Dataset items

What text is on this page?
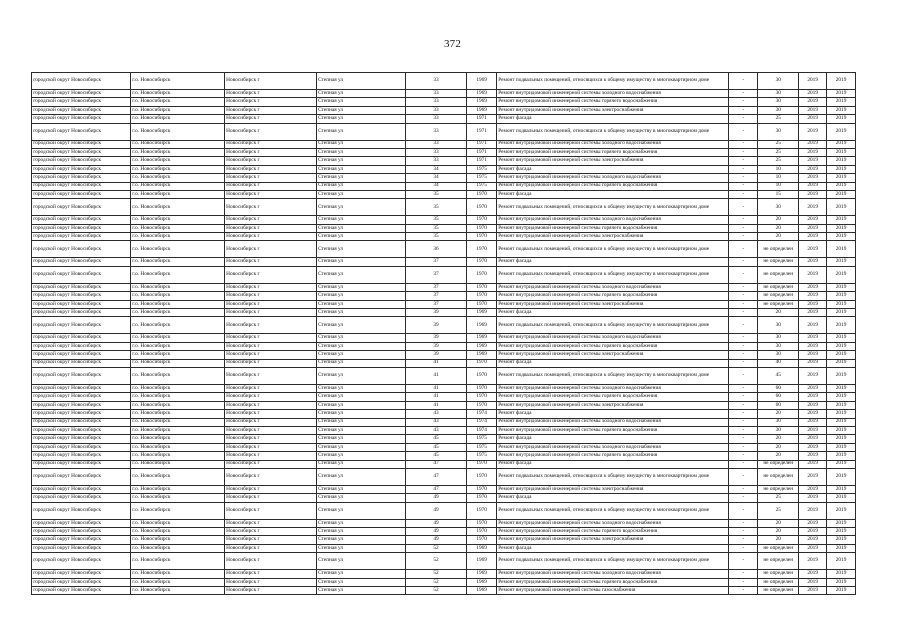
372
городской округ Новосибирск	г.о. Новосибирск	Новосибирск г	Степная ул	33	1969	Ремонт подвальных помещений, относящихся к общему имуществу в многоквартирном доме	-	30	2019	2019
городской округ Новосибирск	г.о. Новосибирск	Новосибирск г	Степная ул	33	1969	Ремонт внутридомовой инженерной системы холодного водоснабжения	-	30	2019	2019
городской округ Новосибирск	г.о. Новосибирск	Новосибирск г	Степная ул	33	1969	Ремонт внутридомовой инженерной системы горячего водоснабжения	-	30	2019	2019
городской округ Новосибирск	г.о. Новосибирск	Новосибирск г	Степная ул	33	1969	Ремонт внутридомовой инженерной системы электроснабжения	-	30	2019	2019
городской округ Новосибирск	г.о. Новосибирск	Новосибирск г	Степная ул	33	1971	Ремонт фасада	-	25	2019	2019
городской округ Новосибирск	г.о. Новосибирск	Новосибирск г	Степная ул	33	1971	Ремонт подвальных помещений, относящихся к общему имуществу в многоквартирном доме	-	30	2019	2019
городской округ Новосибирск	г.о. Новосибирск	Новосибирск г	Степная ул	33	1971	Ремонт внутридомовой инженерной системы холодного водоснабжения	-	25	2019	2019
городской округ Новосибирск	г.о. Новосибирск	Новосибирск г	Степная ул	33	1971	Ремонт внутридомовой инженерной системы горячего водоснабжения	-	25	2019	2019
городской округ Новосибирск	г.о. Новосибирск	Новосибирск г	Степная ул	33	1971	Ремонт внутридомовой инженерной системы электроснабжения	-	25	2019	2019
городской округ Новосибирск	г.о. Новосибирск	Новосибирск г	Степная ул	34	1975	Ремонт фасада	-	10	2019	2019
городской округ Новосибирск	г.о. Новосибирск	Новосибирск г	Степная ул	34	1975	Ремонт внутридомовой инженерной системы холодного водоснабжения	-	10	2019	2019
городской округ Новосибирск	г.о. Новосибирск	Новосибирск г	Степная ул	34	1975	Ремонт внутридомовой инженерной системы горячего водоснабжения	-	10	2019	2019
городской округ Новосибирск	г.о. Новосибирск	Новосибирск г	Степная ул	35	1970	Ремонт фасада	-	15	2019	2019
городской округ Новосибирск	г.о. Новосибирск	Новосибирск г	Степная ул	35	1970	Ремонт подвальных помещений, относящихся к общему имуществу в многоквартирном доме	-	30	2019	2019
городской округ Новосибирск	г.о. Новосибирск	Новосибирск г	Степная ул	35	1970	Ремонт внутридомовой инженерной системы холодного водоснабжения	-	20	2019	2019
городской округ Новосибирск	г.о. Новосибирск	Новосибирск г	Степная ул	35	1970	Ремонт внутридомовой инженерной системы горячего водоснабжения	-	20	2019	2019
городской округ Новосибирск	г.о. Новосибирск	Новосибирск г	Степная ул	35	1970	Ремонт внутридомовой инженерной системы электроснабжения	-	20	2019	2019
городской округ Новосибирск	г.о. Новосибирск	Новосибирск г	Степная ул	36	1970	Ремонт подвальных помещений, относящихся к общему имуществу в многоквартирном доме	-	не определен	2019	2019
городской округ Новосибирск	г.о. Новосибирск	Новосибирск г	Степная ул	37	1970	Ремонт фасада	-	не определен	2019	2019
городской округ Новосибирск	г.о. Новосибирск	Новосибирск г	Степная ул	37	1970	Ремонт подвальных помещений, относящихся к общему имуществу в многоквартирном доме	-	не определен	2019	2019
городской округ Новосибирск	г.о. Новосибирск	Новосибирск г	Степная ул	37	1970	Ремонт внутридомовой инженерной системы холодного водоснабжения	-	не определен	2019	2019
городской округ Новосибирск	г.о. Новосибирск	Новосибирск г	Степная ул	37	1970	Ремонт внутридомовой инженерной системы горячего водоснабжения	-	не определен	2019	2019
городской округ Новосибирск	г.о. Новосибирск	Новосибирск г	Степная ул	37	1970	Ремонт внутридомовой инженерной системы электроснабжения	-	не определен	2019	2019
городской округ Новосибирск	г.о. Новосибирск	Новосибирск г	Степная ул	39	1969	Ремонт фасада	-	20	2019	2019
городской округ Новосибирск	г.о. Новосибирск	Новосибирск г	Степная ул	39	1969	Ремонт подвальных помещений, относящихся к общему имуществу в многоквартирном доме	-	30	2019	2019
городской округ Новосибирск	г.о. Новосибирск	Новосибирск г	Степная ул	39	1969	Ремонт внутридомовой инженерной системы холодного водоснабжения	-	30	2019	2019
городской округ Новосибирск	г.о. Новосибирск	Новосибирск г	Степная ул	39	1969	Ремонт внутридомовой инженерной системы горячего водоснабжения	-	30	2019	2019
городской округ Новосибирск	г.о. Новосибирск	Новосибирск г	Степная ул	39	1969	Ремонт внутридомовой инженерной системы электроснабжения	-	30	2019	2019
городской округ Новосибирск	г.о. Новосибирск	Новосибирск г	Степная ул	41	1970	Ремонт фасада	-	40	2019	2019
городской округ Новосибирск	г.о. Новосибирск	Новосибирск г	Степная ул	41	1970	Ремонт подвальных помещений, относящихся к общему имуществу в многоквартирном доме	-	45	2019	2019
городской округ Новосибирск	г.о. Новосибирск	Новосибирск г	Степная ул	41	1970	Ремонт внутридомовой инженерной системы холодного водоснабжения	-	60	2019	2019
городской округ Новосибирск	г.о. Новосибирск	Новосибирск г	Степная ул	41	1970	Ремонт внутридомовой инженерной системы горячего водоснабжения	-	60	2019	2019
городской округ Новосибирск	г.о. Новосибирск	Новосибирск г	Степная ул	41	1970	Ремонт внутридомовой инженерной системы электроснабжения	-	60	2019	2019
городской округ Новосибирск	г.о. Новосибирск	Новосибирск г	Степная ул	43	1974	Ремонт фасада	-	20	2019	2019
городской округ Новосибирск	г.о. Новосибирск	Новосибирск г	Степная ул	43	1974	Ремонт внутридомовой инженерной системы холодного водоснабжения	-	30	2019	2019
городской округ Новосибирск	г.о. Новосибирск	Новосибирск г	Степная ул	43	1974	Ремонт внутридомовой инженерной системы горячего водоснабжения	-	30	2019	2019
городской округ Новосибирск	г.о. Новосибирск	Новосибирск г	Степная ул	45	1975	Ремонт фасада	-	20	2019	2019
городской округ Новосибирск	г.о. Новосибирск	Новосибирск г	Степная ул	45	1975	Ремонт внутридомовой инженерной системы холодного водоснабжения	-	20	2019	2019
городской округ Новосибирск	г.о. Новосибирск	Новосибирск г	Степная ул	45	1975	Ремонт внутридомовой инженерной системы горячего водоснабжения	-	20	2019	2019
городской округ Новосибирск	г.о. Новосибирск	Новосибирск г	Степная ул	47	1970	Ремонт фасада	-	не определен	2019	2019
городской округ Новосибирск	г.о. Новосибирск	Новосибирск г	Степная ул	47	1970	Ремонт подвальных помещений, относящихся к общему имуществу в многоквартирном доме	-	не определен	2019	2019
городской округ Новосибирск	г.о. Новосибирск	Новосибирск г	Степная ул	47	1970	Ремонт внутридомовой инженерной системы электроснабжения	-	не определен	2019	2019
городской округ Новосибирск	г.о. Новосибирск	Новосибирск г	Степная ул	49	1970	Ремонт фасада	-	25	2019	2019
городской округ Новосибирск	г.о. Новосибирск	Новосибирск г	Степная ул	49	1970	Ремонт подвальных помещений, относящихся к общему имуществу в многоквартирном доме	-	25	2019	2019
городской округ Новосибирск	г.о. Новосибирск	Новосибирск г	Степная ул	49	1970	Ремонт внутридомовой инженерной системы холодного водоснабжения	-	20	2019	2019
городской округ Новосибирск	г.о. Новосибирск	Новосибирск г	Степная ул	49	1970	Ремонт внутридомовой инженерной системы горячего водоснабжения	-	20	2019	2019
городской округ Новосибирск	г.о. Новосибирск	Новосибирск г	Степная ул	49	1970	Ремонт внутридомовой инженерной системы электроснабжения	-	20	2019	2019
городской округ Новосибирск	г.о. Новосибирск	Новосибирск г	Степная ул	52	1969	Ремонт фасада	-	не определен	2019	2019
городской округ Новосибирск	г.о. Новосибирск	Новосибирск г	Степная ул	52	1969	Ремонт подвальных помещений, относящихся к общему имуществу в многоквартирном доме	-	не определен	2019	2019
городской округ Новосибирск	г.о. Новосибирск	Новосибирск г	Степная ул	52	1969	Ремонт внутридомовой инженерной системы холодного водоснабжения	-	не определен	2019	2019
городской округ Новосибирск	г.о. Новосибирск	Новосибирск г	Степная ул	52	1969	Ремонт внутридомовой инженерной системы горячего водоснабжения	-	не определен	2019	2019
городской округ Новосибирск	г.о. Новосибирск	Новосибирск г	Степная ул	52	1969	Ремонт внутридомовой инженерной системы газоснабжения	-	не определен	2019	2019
* * *
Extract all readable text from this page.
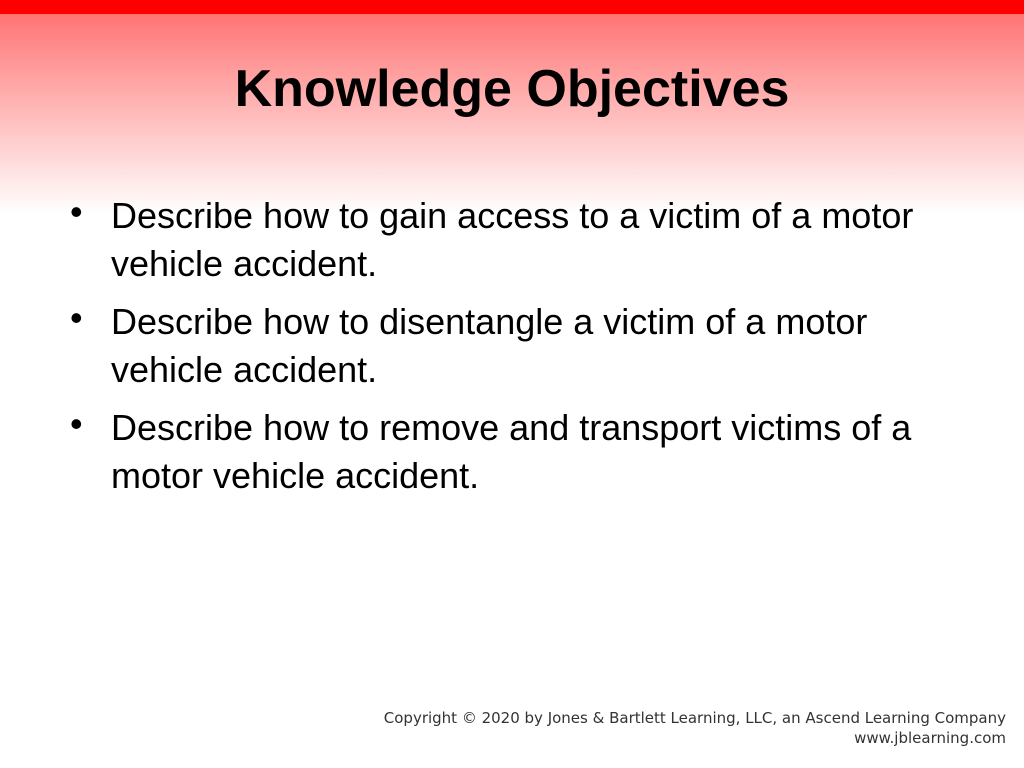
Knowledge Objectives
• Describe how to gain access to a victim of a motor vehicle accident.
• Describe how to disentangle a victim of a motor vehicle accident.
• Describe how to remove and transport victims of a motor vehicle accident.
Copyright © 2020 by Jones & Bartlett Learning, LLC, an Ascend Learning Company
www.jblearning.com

TASK DESCRIPTION –
Pick out each line in the material containing "text".

RESPONSE BELOW –
What text is on this page?
Extract all readable text from this page.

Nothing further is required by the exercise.